WHAT YOU WILL DO:
Transcribe the entries below exactly; leave every image out.

DATA LISTING:
-=-=-=-=-
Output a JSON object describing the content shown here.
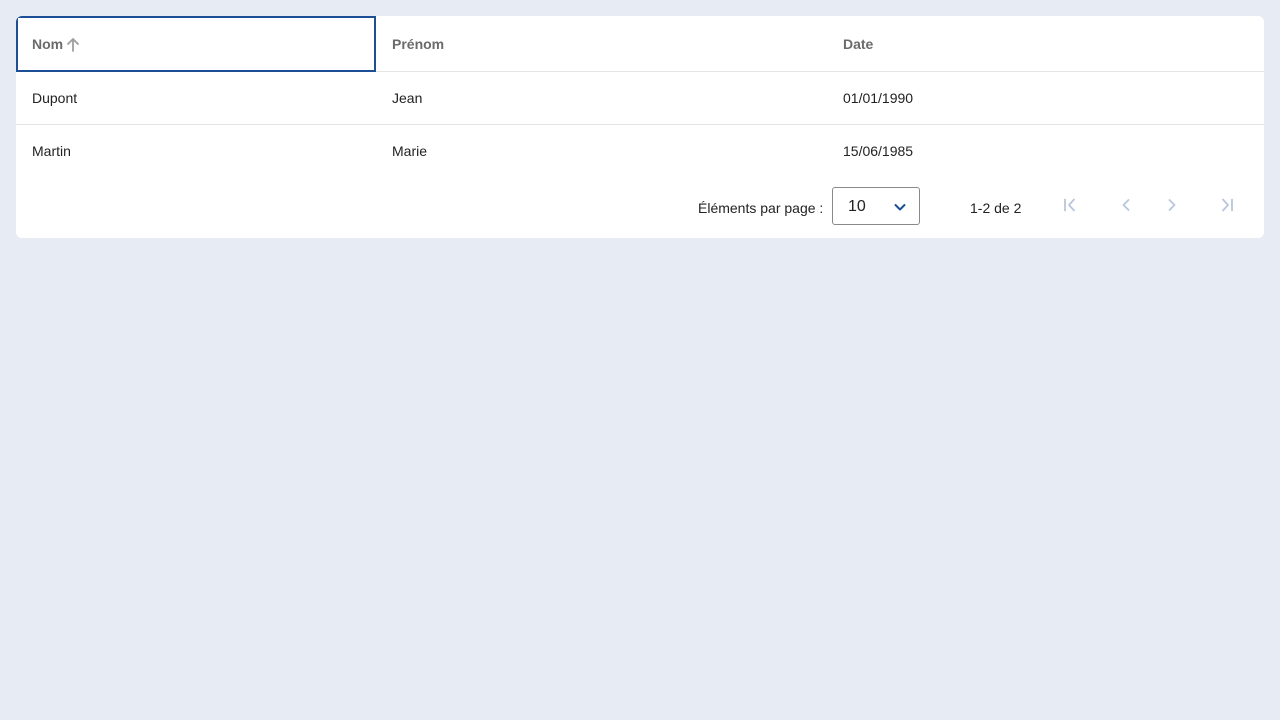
{
  "table": {
    "columns": [
      {
        "label": "Nom",
        "sorted": "ascending",
        "icon": "arrow-up-icon"
      },
      {
        "label": "Prénom"
      },
      {
        "label": "Date"
      }
    ],
    "rows": [
      {
        "nom": "Dupont",
        "prenom": "Jean",
        "date": "01/01/1990"
      },
      {
        "nom": "Martin",
        "prenom": "Marie",
        "date": "15/06/1985"
      }
    ]
  },
  "paginator": {
    "items_per_page_label": "Éléments par page :",
    "page_size": "10",
    "range_label": "1-2 de 2",
    "buttons": {
      "first": "first-page-icon",
      "previous": "chevron-left-icon",
      "next": "chevron-right-icon",
      "last": "last-page-icon"
    }
  },
  "colors": {
    "background": "#e7ebf4",
    "focus_border": "#1c4f96",
    "select_arrow": "#1c4f96",
    "disabled_icon": "#b9c6db"
  }
}
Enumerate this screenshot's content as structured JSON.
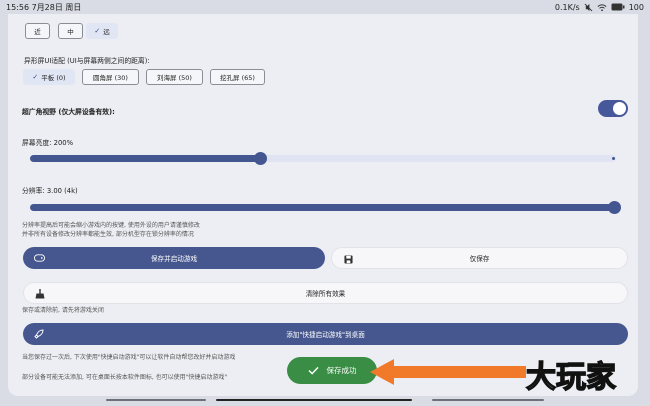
{
  "status_bar": {
    "time_date": "15:56 7月28日 周日",
    "net_speed": "0.1K/s",
    "battery": "100"
  },
  "distance": {
    "options": [
      "近",
      "中",
      "远"
    ],
    "selected": "远"
  },
  "notch": {
    "title": "异形屏UI适配 (UI与屏幕两侧之间的距离):",
    "options": [
      "平板 (0)",
      "圆角屏 (30)",
      "刘海屏 (50)",
      "挖孔屏 (65)"
    ],
    "selected": "平板 (0)"
  },
  "ultrawide": {
    "label": "超广角视野 (仅大屏设备有效):",
    "enabled": true
  },
  "brightness": {
    "label": "屏幕亮度: 200%",
    "value_percent": 200,
    "slider_fraction": 0.39
  },
  "resolution": {
    "label": "分辨率: 3.00 (4k)",
    "slider_fraction": 1.0,
    "note_line1": "分辨率提高后可能会缩小游戏内的按键, 使用外设的用户请谨慎修改",
    "note_line2": "并非所有设备修改分辨率都能生效, 部分机型存在锁分辨率的情况"
  },
  "buttons": {
    "save_and_start": "保存并启动游戏",
    "save_only": "仅保存",
    "clear_all": "清除所有效果",
    "clear_note": "保存或清除前, 请先将游戏关闭",
    "add_shortcut": "添加\"快捷启动游戏\"到桌面"
  },
  "footer": {
    "note1": "当您保存过一次后, 下次使用\"快捷启动游戏\"可以让软件自动帮您改好并启动游戏",
    "note2": "部分设备可能无法添加, 可在桌面长按本软件图标, 也可以使用\"快捷启动游戏\""
  },
  "toast": {
    "text": "保存成功"
  },
  "watermark": "大玩家",
  "colors": {
    "accent": "#46578f",
    "toast": "#3a8d45",
    "arrow": "#f07a2a"
  }
}
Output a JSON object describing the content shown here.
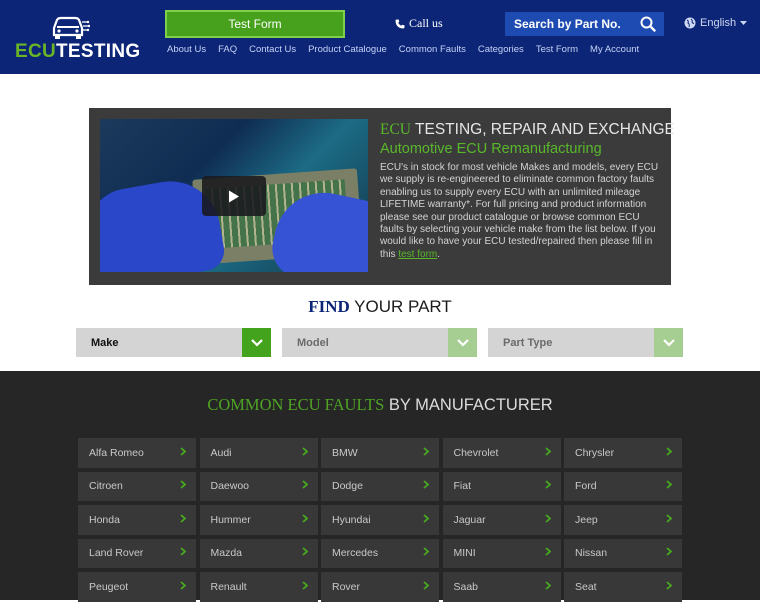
{
  "header": {
    "logo": {
      "prefix": "ECU",
      "suffix": "TESTING"
    },
    "test_form_label": "Test Form",
    "call_us_label": "Call us",
    "search_placeholder": "Search by Part No.",
    "language_label": "English",
    "nav": [
      "About Us",
      "FAQ",
      "Contact Us",
      "Product Catalogue",
      "Common Faults",
      "Categories",
      "Test Form",
      "My Account"
    ]
  },
  "hero": {
    "title_accent": "ECU",
    "title_rest": " TESTING, REPAIR AND EXCHANGE",
    "subtitle": "Automotive ECU Remanufacturing",
    "body": "ECU's in stock for most vehicle Makes and models, every ECU we supply is re-engineered to eliminate common factory faults enabling us to supply every ECU with an unlimited mileage LIFETIME warranty*. For full pricing and product information please see our product catalogue or browse common ECU faults by selecting your vehicle make from the list below. If you would like to have your ECU tested/repaired then please fill in this ",
    "link_text": "test form",
    "body_end": "."
  },
  "finder": {
    "title_accent": "FIND",
    "title_rest": " YOUR PART",
    "make_label": "Make",
    "model_label": "Model",
    "type_label": "Part Type"
  },
  "faults": {
    "title_accent": "COMMON ECU FAULTS",
    "title_rest": " BY MANUFACTURER",
    "makes": [
      "Alfa Romeo",
      "Audi",
      "BMW",
      "Chevrolet",
      "Chrysler",
      "Citroen",
      "Daewoo",
      "Dodge",
      "Fiat",
      "Ford",
      "Honda",
      "Hummer",
      "Hyundai",
      "Jaguar",
      "Jeep",
      "Land Rover",
      "Mazda",
      "Mercedes",
      "MINI",
      "Nissan",
      "Peugeot",
      "Renault",
      "Rover",
      "Saab",
      "Seat"
    ]
  },
  "colors": {
    "header_bg": "#0c2577",
    "accent_green": "#47a11d",
    "faults_bg": "#262626"
  }
}
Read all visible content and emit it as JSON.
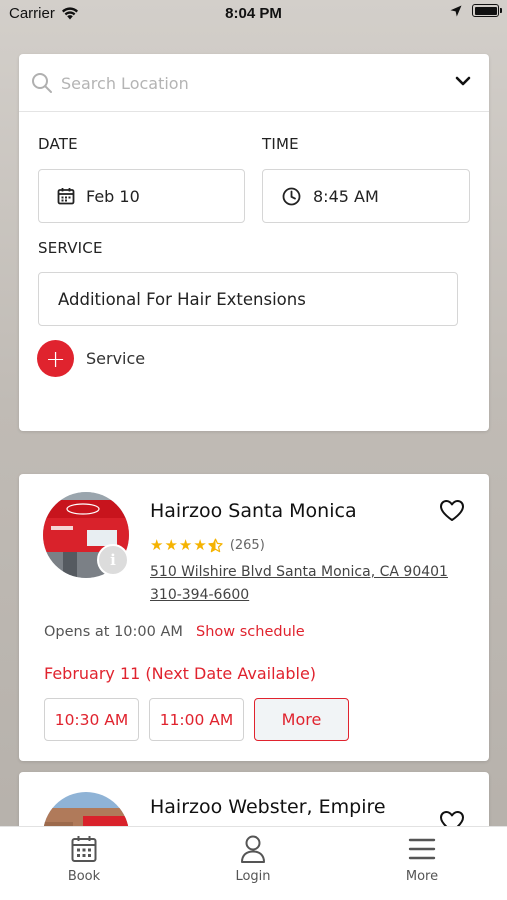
{
  "status_bar": {
    "carrier": "Carrier",
    "time": "8:04 PM"
  },
  "search": {
    "placeholder": "Search Location",
    "value": ""
  },
  "date": {
    "label": "DATE",
    "value": "Feb 10"
  },
  "time": {
    "label": "TIME",
    "value": "8:45 AM"
  },
  "service": {
    "label": "SERVICE",
    "value": "Additional For Hair Extensions",
    "add_label": "Service"
  },
  "salons": [
    {
      "name": "Hairzoo Santa Monica",
      "rating": 4.5,
      "rating_count": "(265)",
      "address": "510 Wilshire Blvd Santa Monica, CA 90401",
      "phone": "310-394-6600",
      "opens": "Opens at 10:00 AM",
      "schedule_link": "Show schedule",
      "next_date": "February 11 (Next Date Available)",
      "slots": [
        "10:30 AM",
        "11:00 AM"
      ],
      "more_label": "More",
      "favorited": false
    },
    {
      "name": "Hairzoo Webster, Empire",
      "favorited": false
    }
  ],
  "tabs": [
    {
      "label": "Book",
      "icon": "calendar-icon"
    },
    {
      "label": "Login",
      "icon": "user-icon"
    },
    {
      "label": "More",
      "icon": "menu-icon"
    }
  ],
  "colors": {
    "accent": "#e0232e",
    "star": "#f5b301"
  }
}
-=-=-=-=-
TASK OUTPUT:
Output a JSON object describing the content shown here.
{
  "table": {
    "columns": [
      {
        "label": "Nom",
        "sorted": "ascending",
        "icon": "arrow-up-icon"
      },
      {
        "label": "Prénom"
      },
      {
        "label": "Date"
      }
    ],
    "rows": [
      {
        "nom": "Dupont",
        "prenom": "Jean",
        "date": "01/01/1990"
      },
      {
        "nom": "Martin",
        "prenom": "Marie",
        "date": "15/06/1985"
      }
    ]
  },
  "paginator": {
    "items_per_page_label": "Éléments par page :",
    "page_size": "10",
    "range_label": "1-2 de 2",
    "buttons": {
      "first": "first-page-icon",
      "previous": "chevron-left-icon",
      "next": "chevron-right-icon",
      "last": "last-page-icon"
    }
  },
  "colors": {
    "background": "#e7ebf4",
    "focus_border": "#1c4f96",
    "select_arrow": "#1c4f96",
    "disabled_icon": "#b9c6db"
  }
}
Enumerate this screenshot's content as structured JSON.
{
  "status_bar": {
    "time_date": "15:56 7月28日 周日",
    "net_speed": "0.1K/s",
    "battery": "100"
  },
  "distance": {
    "options": [
      "近",
      "中",
      "远"
    ],
    "selected": "远"
  },
  "notch": {
    "title": "异形屏UI适配 (UI与屏幕两侧之间的距离):",
    "options": [
      "平板 (0)",
      "圆角屏 (30)",
      "刘海屏 (50)",
      "挖孔屏 (65)"
    ],
    "selected": "平板 (0)"
  },
  "ultrawide": {
    "label": "超广角视野 (仅大屏设备有效):",
    "enabled": true
  },
  "brightness": {
    "label": "屏幕亮度: 200%",
    "value_percent": 200,
    "slider_fraction": 0.39
  },
  "resolution": {
    "label": "分辨率: 3.00 (4k)",
    "slider_fraction": 1.0,
    "note_line1": "分辨率提高后可能会缩小游戏内的按键, 使用外设的用户请谨慎修改",
    "note_line2": "并非所有设备修改分辨率都能生效, 部分机型存在锁分辨率的情况"
  },
  "buttons": {
    "save_and_start": "保存并启动游戏",
    "save_only": "仅保存",
    "clear_all": "清除所有效果",
    "clear_note": "保存或清除前, 请先将游戏关闭",
    "add_shortcut": "添加\"快捷启动游戏\"到桌面"
  },
  "footer": {
    "note1": "当您保存过一次后, 下次使用\"快捷启动游戏\"可以让软件自动帮您改好并启动游戏",
    "note2": "部分设备可能无法添加, 可在桌面长按本软件图标, 也可以使用\"快捷启动游戏\""
  },
  "toast": {
    "text": "保存成功"
  },
  "watermark": "大玩家",
  "colors": {
    "accent": "#46578f",
    "toast": "#3a8d45",
    "arrow": "#f07a2a"
  }
}
Output a JSON object describing the content shown here.
{
  "header": {
    "logo": {
      "prefix": "ECU",
      "suffix": "TESTING"
    },
    "test_form_label": "Test Form",
    "call_us_label": "Call us",
    "search_placeholder": "Search by Part No.",
    "language_label": "English",
    "nav": [
      "About Us",
      "FAQ",
      "Contact Us",
      "Product Catalogue",
      "Common Faults",
      "Categories",
      "Test Form",
      "My Account"
    ]
  },
  "hero": {
    "title_accent": "ECU",
    "title_rest": " TESTING, REPAIR AND EXCHANGE",
    "subtitle": "Automotive ECU Remanufacturing",
    "body": "ECU's in stock for most vehicle Makes and models, every ECU we supply is re-engineered to eliminate common factory faults enabling us to supply every ECU with an unlimited mileage LIFETIME warranty*. For full pricing and product information please see our product catalogue or browse common ECU faults by selecting your vehicle make from the list below. If you would like to have your ECU tested/repaired then please fill in this ",
    "link_text": "test form",
    "body_end": "."
  },
  "finder": {
    "title_accent": "FIND",
    "title_rest": " YOUR PART",
    "make_label": "Make",
    "model_label": "Model",
    "type_label": "Part Type"
  },
  "faults": {
    "title_accent": "COMMON ECU FAULTS",
    "title_rest": " BY MANUFACTURER",
    "makes": [
      "Alfa Romeo",
      "Audi",
      "BMW",
      "Chevrolet",
      "Chrysler",
      "Citroen",
      "Daewoo",
      "Dodge",
      "Fiat",
      "Ford",
      "Honda",
      "Hummer",
      "Hyundai",
      "Jaguar",
      "Jeep",
      "Land Rover",
      "Mazda",
      "Mercedes",
      "MINI",
      "Nissan",
      "Peugeot",
      "Renault",
      "Rover",
      "Saab",
      "Seat"
    ]
  },
  "colors": {
    "header_bg": "#0c2577",
    "accent_green": "#47a11d",
    "faults_bg": "#262626"
  }
}
Read all visible content and emit it as JSON.
{
  "status_bar": {
    "carrier": "Carrier",
    "time": "8:04 PM"
  },
  "search": {
    "placeholder": "Search Location",
    "value": ""
  },
  "date": {
    "label": "DATE",
    "value": "Feb 10"
  },
  "time": {
    "label": "TIME",
    "value": "8:45 AM"
  },
  "service": {
    "label": "SERVICE",
    "value": "Additional For Hair Extensions",
    "add_label": "Service"
  },
  "salons": [
    {
      "name": "Hairzoo Santa Monica",
      "rating": 4.5,
      "rating_count": "(265)",
      "address": "510 Wilshire Blvd Santa Monica, CA 90401",
      "phone": "310-394-6600",
      "opens": "Opens at 10:00 AM",
      "schedule_link": "Show schedule",
      "next_date": "February 11 (Next Date Available)",
      "slots": [
        "10:30 AM",
        "11:00 AM"
      ],
      "more_label": "More",
      "favorited": false
    },
    {
      "name": "Hairzoo Webster, Empire",
      "favorited": false
    }
  ],
  "tabs": [
    {
      "label": "Book",
      "icon": "calendar-icon"
    },
    {
      "label": "Login",
      "icon": "user-icon"
    },
    {
      "label": "More",
      "icon": "menu-icon"
    }
  ],
  "colors": {
    "accent": "#e0232e",
    "star": "#f5b301"
  }
}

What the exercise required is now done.